:: Extracted entries

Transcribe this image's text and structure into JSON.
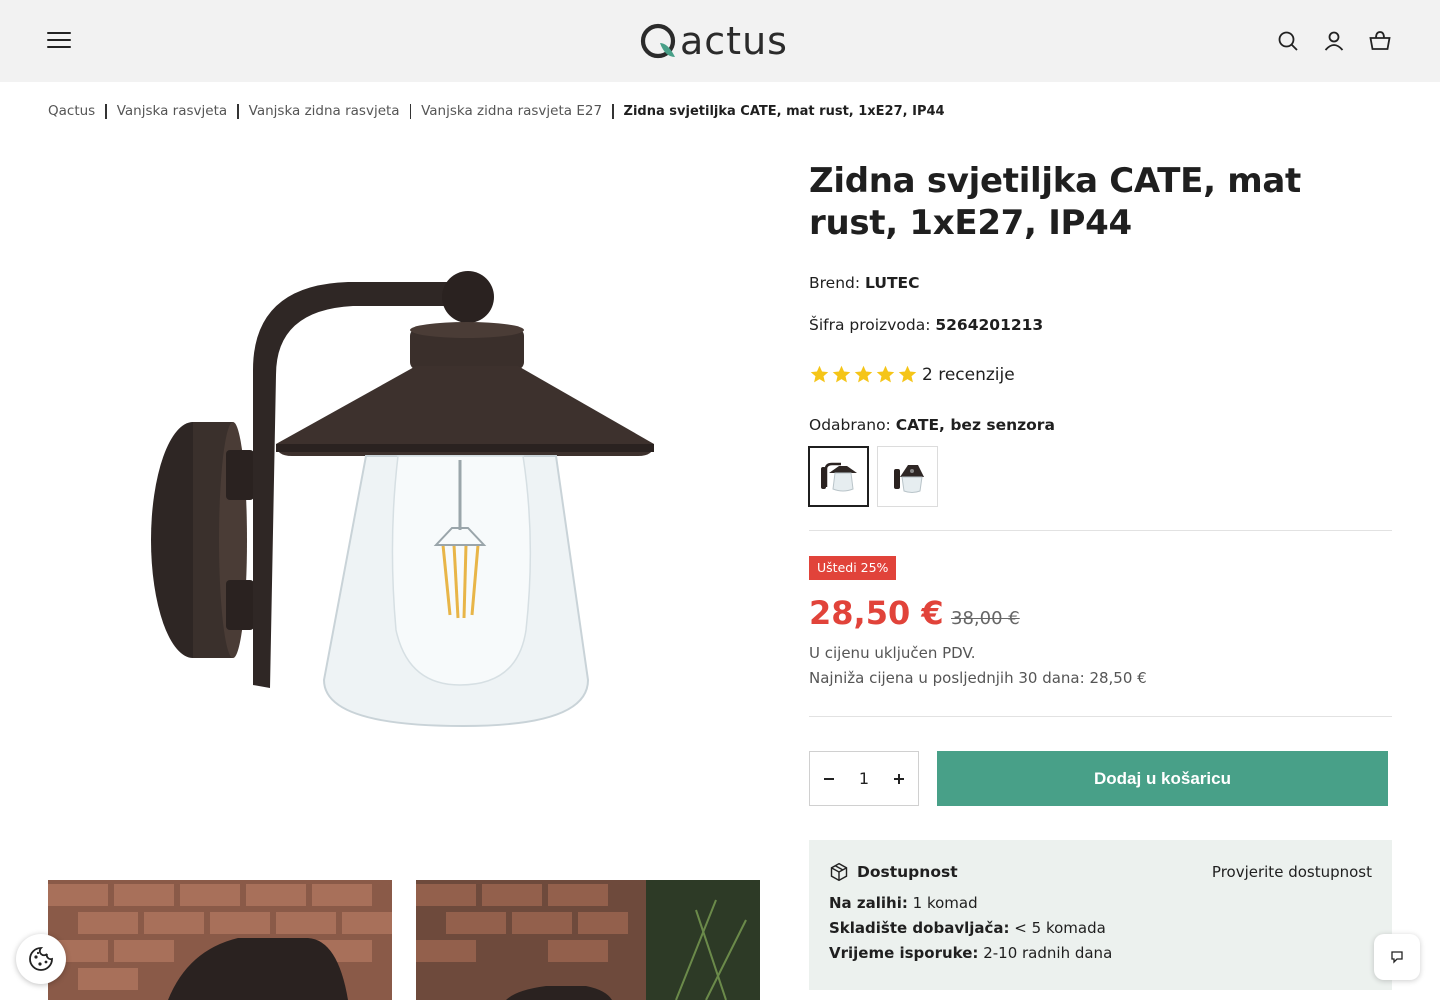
{
  "header": {
    "logo_text": "actus",
    "icons": [
      "menu-icon",
      "search-icon",
      "account-icon",
      "cart-icon"
    ]
  },
  "breadcrumb": {
    "items": [
      "Qactus",
      "Vanjska rasvjeta",
      "Vanjska zidna rasvjeta",
      "Vanjska zidna rasvjeta E27"
    ],
    "current": "Zidna svjetiljka CATE, mat rust, 1xE27, IP44"
  },
  "product": {
    "title": "Zidna svjetiljka CATE, mat rust, 1xE27, IP44",
    "brand_label": "Brend:",
    "brand": "LUTEC",
    "sku_label": "Šifra proizvoda:",
    "sku": "5264201213",
    "rating": 5,
    "reviews": "2 recenzije",
    "selected_label": "Odabrano:",
    "selected": "CATE, bez senzora",
    "badge": "Uštedi 25%",
    "price": "28,50 €",
    "old_price": "38,00 €",
    "vat_note": "U cijenu uključen PDV.",
    "lowest_price_note": "Najniža cijena u posljednjih 30 dana: 28,50 €",
    "quantity": "1",
    "add_to_cart": "Dodaj u košaricu"
  },
  "availability": {
    "title": "Dostupnost",
    "check_link": "Provjerite dostupnost",
    "in_stock_label": "Na zalihi:",
    "in_stock": "1 komad",
    "supplier_label": "Skladište dobavljača:",
    "supplier": "< 5 komada",
    "delivery_label": "Vrijeme isporuke:",
    "delivery": "2-10 radnih dana"
  },
  "colors": {
    "accent": "#48a088",
    "sale": "#e1433a",
    "star": "#f5c518",
    "header_bg": "#f2f2f2",
    "availability_bg": "#ecf1ee"
  }
}
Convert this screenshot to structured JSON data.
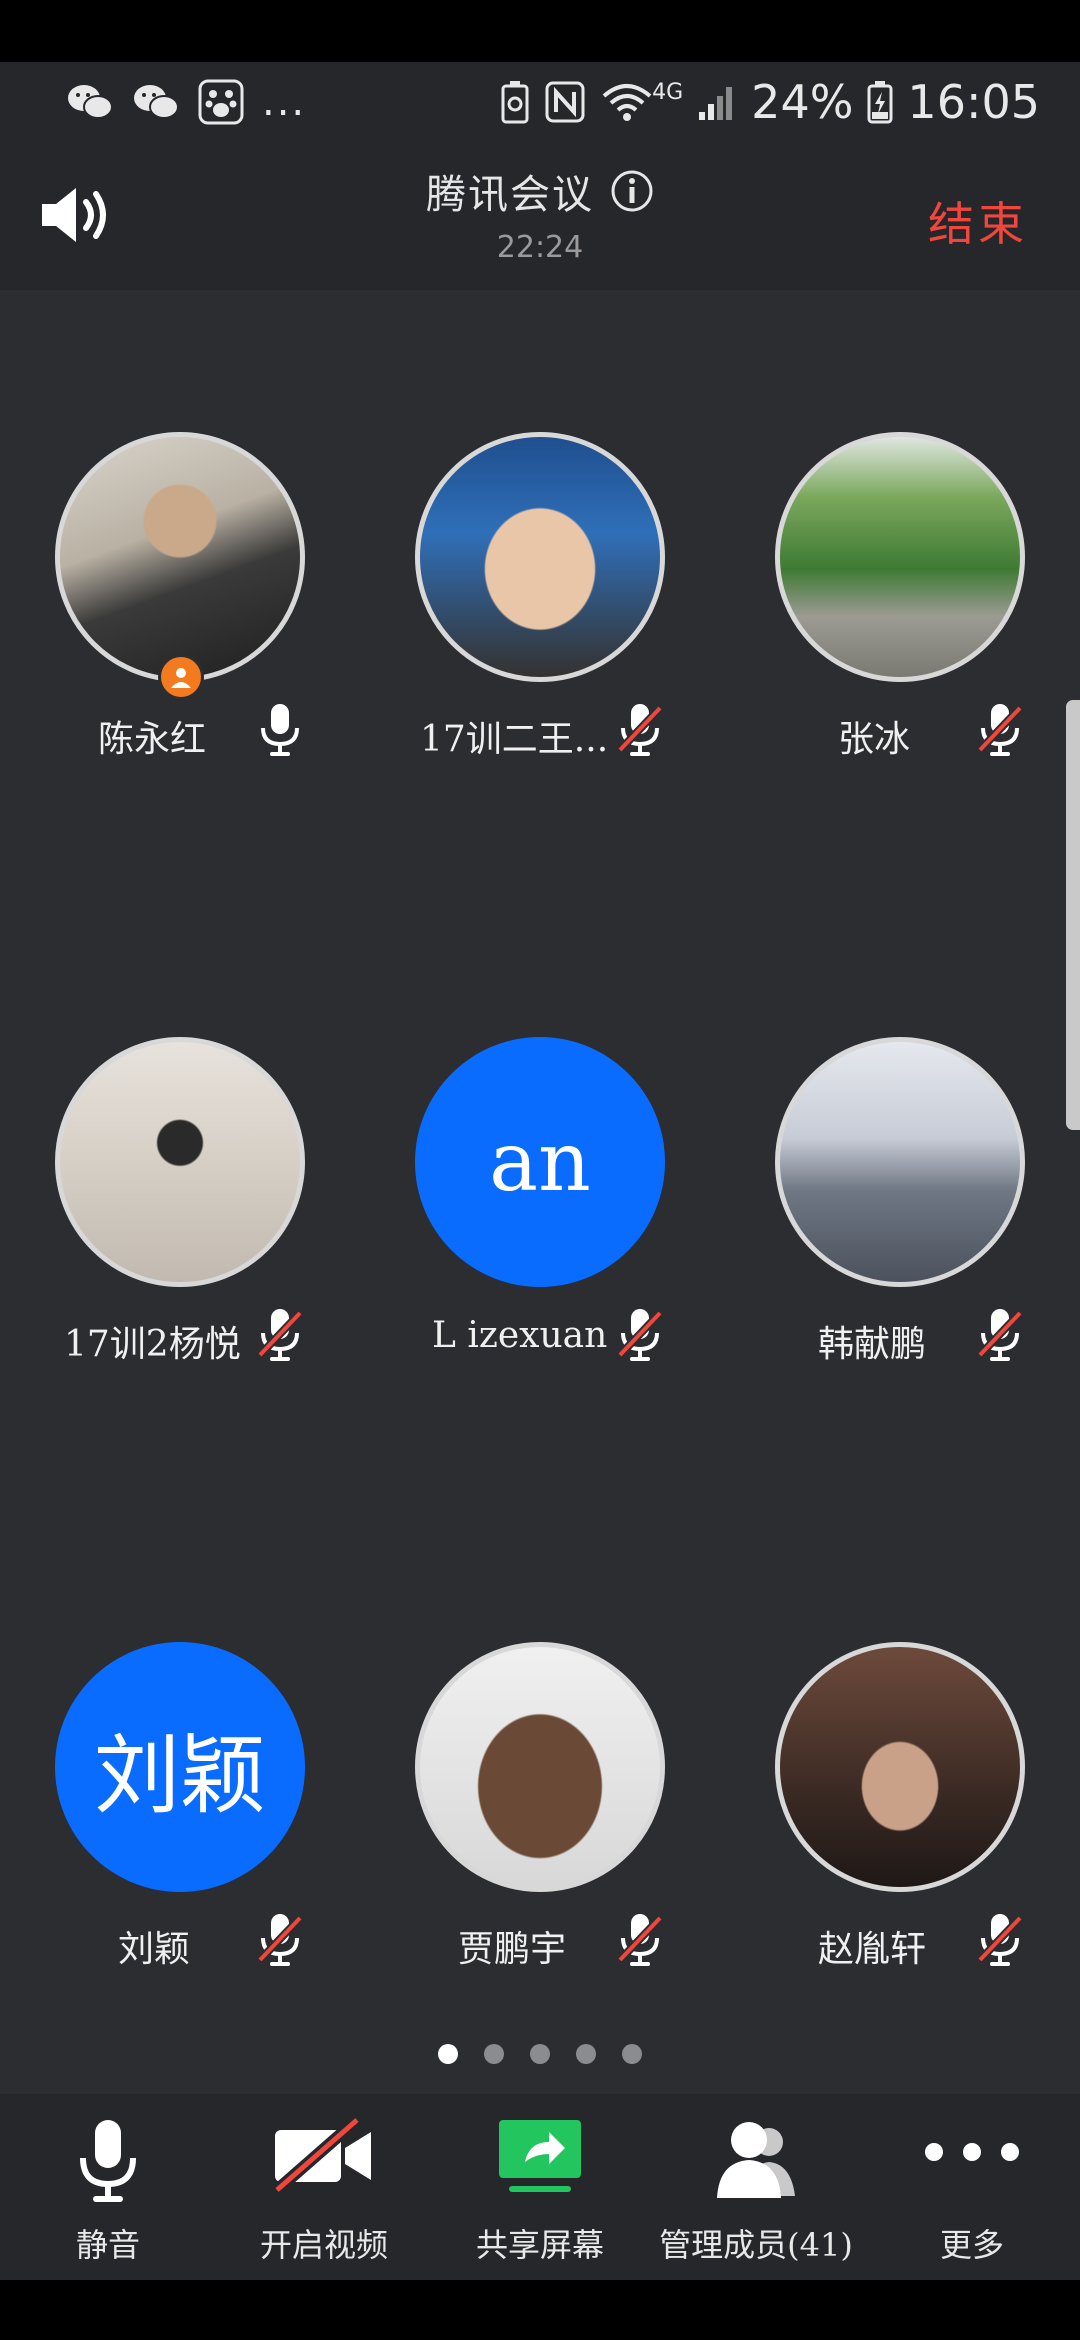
{
  "status_bar": {
    "icons_left": [
      "wechat-icon",
      "wechat-icon",
      "baidu-paw-icon"
    ],
    "overflow": "...",
    "network": "4G",
    "battery": "24%",
    "time": "16:05"
  },
  "header": {
    "title": "腾讯会议",
    "timer": "22:24",
    "end_label": "结束"
  },
  "participants": [
    {
      "name": "陈永红",
      "muted": false,
      "host": true,
      "avatar": "photo"
    },
    {
      "name": "17训二王...",
      "muted": true,
      "host": false,
      "avatar": "photo"
    },
    {
      "name": "张冰",
      "muted": true,
      "host": false,
      "avatar": "photo"
    },
    {
      "name": "17训2杨悦",
      "muted": true,
      "host": false,
      "avatar": "photo"
    },
    {
      "name": "L izexuan",
      "muted": true,
      "host": false,
      "avatar": "initials",
      "initials": "an"
    },
    {
      "name": "韩献鹏",
      "muted": true,
      "host": false,
      "avatar": "photo"
    },
    {
      "name": "刘颖",
      "muted": true,
      "host": false,
      "avatar": "initials",
      "initials": "刘颖"
    },
    {
      "name": "贾鹏宇",
      "muted": true,
      "host": false,
      "avatar": "photo"
    },
    {
      "name": "赵胤轩",
      "muted": true,
      "host": false,
      "avatar": "photo"
    }
  ],
  "pagination": {
    "pages": 5,
    "current": 1
  },
  "toolbar": {
    "mute_label": "静音",
    "video_label": "开启视频",
    "share_label": "共享屏幕",
    "members_label": "管理成员(41)",
    "more_label": "更多"
  },
  "colors": {
    "background": "#2b2d31",
    "bar": "#25272b",
    "end_red": "#f0463c",
    "avatar_blue": "#0a6cff",
    "host_orange": "#f47a1f",
    "share_green": "#22c55e"
  }
}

::::

Aim of the task
Print all entries exactly. The images do not belong in the copy.

Result
Transcribe this image's text and structure into JSON.
{
  "header": {
    "logo_text": "actus",
    "icons": [
      "menu-icon",
      "search-icon",
      "account-icon",
      "cart-icon"
    ]
  },
  "breadcrumb": {
    "items": [
      "Qactus",
      "Vanjska rasvjeta",
      "Vanjska zidna rasvjeta",
      "Vanjska zidna rasvjeta E27"
    ],
    "current": "Zidna svjetiljka CATE, mat rust, 1xE27, IP44"
  },
  "product": {
    "title": "Zidna svjetiljka CATE, mat rust, 1xE27, IP44",
    "brand_label": "Brend:",
    "brand": "LUTEC",
    "sku_label": "Šifra proizvoda:",
    "sku": "5264201213",
    "rating": 5,
    "reviews": "2 recenzije",
    "selected_label": "Odabrano:",
    "selected": "CATE, bez senzora",
    "badge": "Uštedi 25%",
    "price": "28,50 €",
    "old_price": "38,00 €",
    "vat_note": "U cijenu uključen PDV.",
    "lowest_price_note": "Najniža cijena u posljednjih 30 dana: 28,50 €",
    "quantity": "1",
    "add_to_cart": "Dodaj u košaricu"
  },
  "availability": {
    "title": "Dostupnost",
    "check_link": "Provjerite dostupnost",
    "in_stock_label": "Na zalihi:",
    "in_stock": "1 komad",
    "supplier_label": "Skladište dobavljača:",
    "supplier": "< 5 komada",
    "delivery_label": "Vrijeme isporuke:",
    "delivery": "2-10 radnih dana"
  },
  "colors": {
    "accent": "#48a088",
    "sale": "#e1433a",
    "star": "#f5c518",
    "header_bg": "#f2f2f2",
    "availability_bg": "#ecf1ee"
  }
}
Convert this screenshot to structured JSON data.
{
  "status_bar": {
    "icons_left": [
      "wechat-icon",
      "wechat-icon",
      "baidu-paw-icon"
    ],
    "overflow": "...",
    "network": "4G",
    "battery": "24%",
    "time": "16:05"
  },
  "header": {
    "title": "腾讯会议",
    "timer": "22:24",
    "end_label": "结束"
  },
  "participants": [
    {
      "name": "陈永红",
      "muted": false,
      "host": true,
      "avatar": "photo"
    },
    {
      "name": "17训二王...",
      "muted": true,
      "host": false,
      "avatar": "photo"
    },
    {
      "name": "张冰",
      "muted": true,
      "host": false,
      "avatar": "photo"
    },
    {
      "name": "17训2杨悦",
      "muted": true,
      "host": false,
      "avatar": "photo"
    },
    {
      "name": "L izexuan",
      "muted": true,
      "host": false,
      "avatar": "initials",
      "initials": "an"
    },
    {
      "name": "韩献鹏",
      "muted": true,
      "host": false,
      "avatar": "photo"
    },
    {
      "name": "刘颖",
      "muted": true,
      "host": false,
      "avatar": "initials",
      "initials": "刘颖"
    },
    {
      "name": "贾鹏宇",
      "muted": true,
      "host": false,
      "avatar": "photo"
    },
    {
      "name": "赵胤轩",
      "muted": true,
      "host": false,
      "avatar": "photo"
    }
  ],
  "pagination": {
    "pages": 5,
    "current": 1
  },
  "toolbar": {
    "mute_label": "静音",
    "video_label": "开启视频",
    "share_label": "共享屏幕",
    "members_label": "管理成员(41)",
    "more_label": "更多"
  },
  "colors": {
    "background": "#2b2d31",
    "bar": "#25272b",
    "end_red": "#f0463c",
    "avatar_blue": "#0a6cff",
    "host_orange": "#f47a1f",
    "share_green": "#22c55e"
  }
}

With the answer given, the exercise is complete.